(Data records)
* * * * * * *

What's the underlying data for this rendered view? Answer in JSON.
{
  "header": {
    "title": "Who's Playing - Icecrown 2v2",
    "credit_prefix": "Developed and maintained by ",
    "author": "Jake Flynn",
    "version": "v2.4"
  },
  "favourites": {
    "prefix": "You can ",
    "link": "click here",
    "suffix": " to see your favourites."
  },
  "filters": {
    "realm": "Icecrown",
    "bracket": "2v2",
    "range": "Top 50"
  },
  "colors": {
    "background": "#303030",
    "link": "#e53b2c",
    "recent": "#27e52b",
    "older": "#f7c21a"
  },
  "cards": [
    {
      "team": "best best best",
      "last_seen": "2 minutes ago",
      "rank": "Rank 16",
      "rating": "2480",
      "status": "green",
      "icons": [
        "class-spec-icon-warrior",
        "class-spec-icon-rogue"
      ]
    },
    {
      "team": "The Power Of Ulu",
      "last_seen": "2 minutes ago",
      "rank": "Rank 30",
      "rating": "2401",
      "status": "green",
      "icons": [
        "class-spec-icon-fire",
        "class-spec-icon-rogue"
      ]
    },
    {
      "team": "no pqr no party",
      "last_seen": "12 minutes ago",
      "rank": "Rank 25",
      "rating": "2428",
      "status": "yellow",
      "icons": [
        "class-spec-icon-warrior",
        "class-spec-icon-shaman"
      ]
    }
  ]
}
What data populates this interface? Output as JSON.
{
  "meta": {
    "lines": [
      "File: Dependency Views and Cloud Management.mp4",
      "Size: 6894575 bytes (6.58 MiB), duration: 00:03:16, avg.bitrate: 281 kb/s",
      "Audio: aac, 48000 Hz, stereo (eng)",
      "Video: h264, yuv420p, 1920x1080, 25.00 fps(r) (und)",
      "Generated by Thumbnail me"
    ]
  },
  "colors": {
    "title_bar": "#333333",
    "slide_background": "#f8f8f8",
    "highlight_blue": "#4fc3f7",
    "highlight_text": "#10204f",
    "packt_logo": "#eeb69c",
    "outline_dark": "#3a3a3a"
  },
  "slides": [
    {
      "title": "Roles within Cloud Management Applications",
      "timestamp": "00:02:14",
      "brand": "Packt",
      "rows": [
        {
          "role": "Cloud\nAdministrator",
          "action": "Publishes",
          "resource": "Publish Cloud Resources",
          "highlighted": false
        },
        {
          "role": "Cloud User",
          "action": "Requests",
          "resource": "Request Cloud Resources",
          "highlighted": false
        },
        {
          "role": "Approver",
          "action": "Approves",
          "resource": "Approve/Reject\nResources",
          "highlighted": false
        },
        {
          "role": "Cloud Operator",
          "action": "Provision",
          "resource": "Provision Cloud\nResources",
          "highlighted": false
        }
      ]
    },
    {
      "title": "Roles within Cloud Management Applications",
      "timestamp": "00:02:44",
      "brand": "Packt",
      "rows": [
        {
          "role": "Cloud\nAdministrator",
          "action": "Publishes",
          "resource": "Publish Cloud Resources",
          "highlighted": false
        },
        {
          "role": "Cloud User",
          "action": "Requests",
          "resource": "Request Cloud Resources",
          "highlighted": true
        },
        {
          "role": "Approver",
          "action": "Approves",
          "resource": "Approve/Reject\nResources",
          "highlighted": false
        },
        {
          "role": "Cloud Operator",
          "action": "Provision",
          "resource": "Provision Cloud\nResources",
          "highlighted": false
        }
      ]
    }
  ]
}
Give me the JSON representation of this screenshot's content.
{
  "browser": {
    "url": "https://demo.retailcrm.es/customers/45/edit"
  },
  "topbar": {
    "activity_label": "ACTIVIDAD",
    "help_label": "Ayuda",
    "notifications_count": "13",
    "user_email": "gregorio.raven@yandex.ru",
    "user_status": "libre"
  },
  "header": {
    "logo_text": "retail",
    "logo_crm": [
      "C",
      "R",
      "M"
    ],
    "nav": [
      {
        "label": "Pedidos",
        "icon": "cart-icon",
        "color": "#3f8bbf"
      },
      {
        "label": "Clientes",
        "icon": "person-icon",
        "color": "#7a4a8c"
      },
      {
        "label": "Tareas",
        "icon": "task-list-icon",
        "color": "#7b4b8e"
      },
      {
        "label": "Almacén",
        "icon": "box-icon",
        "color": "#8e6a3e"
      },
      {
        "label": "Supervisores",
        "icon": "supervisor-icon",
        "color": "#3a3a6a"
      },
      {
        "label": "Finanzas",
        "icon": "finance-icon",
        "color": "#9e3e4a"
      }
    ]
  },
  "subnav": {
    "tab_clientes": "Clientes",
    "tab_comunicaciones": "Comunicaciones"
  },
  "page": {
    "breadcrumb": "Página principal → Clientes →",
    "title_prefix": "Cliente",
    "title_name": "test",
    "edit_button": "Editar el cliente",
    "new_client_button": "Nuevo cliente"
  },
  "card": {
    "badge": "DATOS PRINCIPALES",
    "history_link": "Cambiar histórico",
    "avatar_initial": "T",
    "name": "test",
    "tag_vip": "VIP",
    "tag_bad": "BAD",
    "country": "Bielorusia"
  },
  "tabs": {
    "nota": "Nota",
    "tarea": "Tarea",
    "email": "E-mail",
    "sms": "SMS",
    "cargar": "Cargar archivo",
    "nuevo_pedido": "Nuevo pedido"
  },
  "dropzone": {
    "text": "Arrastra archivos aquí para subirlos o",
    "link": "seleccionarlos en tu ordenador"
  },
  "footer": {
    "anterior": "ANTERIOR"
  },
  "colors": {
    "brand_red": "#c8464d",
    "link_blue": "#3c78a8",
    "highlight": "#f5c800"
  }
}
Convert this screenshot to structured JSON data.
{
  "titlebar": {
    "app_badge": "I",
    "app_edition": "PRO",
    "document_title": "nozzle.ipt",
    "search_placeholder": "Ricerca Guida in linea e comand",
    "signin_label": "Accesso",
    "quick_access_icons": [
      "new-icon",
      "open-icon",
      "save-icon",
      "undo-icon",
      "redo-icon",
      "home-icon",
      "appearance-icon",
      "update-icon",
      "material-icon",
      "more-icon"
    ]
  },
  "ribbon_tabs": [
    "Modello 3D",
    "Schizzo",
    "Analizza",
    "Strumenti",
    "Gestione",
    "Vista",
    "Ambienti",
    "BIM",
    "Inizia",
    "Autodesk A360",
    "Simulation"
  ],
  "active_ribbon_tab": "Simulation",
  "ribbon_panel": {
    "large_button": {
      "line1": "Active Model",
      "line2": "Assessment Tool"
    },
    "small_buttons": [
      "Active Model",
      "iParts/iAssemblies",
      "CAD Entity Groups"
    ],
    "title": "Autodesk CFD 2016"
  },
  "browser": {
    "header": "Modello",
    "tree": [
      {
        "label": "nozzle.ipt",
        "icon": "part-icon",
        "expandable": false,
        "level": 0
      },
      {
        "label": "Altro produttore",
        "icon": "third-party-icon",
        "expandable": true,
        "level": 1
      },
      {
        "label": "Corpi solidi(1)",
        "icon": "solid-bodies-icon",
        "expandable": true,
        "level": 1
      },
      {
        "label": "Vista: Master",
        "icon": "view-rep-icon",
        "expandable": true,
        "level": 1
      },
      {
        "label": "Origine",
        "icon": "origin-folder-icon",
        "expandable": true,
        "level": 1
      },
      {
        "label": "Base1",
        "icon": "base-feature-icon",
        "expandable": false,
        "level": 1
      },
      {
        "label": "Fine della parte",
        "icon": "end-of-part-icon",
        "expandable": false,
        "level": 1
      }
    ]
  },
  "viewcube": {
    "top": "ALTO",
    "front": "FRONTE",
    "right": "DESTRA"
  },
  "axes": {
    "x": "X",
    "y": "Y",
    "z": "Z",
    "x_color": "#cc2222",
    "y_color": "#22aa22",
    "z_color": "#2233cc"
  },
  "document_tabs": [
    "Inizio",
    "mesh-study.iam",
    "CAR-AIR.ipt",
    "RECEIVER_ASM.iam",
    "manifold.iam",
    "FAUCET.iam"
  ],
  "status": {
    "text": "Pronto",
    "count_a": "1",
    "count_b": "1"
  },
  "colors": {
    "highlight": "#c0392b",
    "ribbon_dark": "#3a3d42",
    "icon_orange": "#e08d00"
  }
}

* * * * * * *

_Written instruction_
Return each line where "Rank" shows up.

_Task result_
      "rank": "Rank 16",
      "rank": "Rank 30",
      "rank": "Rank 25",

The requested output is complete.